+++ Exercise inputs +++

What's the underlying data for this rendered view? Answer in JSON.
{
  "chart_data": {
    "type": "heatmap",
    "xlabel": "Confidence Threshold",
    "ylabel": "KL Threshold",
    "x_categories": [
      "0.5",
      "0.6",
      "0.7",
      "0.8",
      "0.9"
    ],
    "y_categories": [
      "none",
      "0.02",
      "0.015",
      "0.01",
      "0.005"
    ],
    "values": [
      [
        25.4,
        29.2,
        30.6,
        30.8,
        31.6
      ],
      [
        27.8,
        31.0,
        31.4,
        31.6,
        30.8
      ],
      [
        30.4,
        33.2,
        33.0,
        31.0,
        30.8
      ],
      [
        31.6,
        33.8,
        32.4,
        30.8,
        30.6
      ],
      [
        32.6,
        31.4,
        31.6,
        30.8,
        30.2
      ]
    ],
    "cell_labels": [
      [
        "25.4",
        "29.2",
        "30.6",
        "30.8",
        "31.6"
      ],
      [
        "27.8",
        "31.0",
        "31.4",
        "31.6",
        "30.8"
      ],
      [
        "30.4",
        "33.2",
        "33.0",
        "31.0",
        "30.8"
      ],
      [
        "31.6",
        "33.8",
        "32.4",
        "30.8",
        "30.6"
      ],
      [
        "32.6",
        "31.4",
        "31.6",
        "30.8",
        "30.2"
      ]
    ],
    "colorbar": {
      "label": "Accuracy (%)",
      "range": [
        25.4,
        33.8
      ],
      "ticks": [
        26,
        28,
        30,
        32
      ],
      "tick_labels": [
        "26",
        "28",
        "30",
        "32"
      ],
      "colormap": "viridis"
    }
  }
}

+++

**Exercise requirements**
Copy out all of the data exactly, leaving nothing out.

**Task solution**
What's the underlying data for this rendered view? Answer in JSON.
{
  "chart_data": {
    "type": "heatmap",
    "xlabel": "Confidence Threshold",
    "ylabel": "KL Threshold",
    "x_categories": [
      "0.5",
      "0.6",
      "0.7",
      "0.8",
      "0.9"
    ],
    "y_categories": [
      "none",
      "0.02",
      "0.015",
      "0.01",
      "0.005"
    ],
    "values": [
      [
        25.4,
        29.2,
        30.6,
        30.8,
        31.6
      ],
      [
        27.8,
        31.0,
        31.4,
        31.6,
        30.8
      ],
      [
        30.4,
        33.2,
        33.0,
        31.0,
        30.8
      ],
      [
        31.6,
        33.8,
        32.4,
        30.8,
        30.6
      ],
      [
        32.6,
        31.4,
        31.6,
        30.8,
        30.2
      ]
    ],
    "cell_labels": [
      [
        "25.4",
        "29.2",
        "30.6",
        "30.8",
        "31.6"
      ],
      [
        "27.8",
        "31.0",
        "31.4",
        "31.6",
        "30.8"
      ],
      [
        "30.4",
        "33.2",
        "33.0",
        "31.0",
        "30.8"
      ],
      [
        "31.6",
        "33.8",
        "32.4",
        "30.8",
        "30.6"
      ],
      [
        "32.6",
        "31.4",
        "31.6",
        "30.8",
        "30.2"
      ]
    ],
    "colorbar": {
      "label": "Accuracy (%)",
      "range": [
        25.4,
        33.8
      ],
      "ticks": [
        26,
        28,
        30,
        32
      ],
      "tick_labels": [
        "26",
        "28",
        "30",
        "32"
      ],
      "colormap": "viridis"
    }
  }
}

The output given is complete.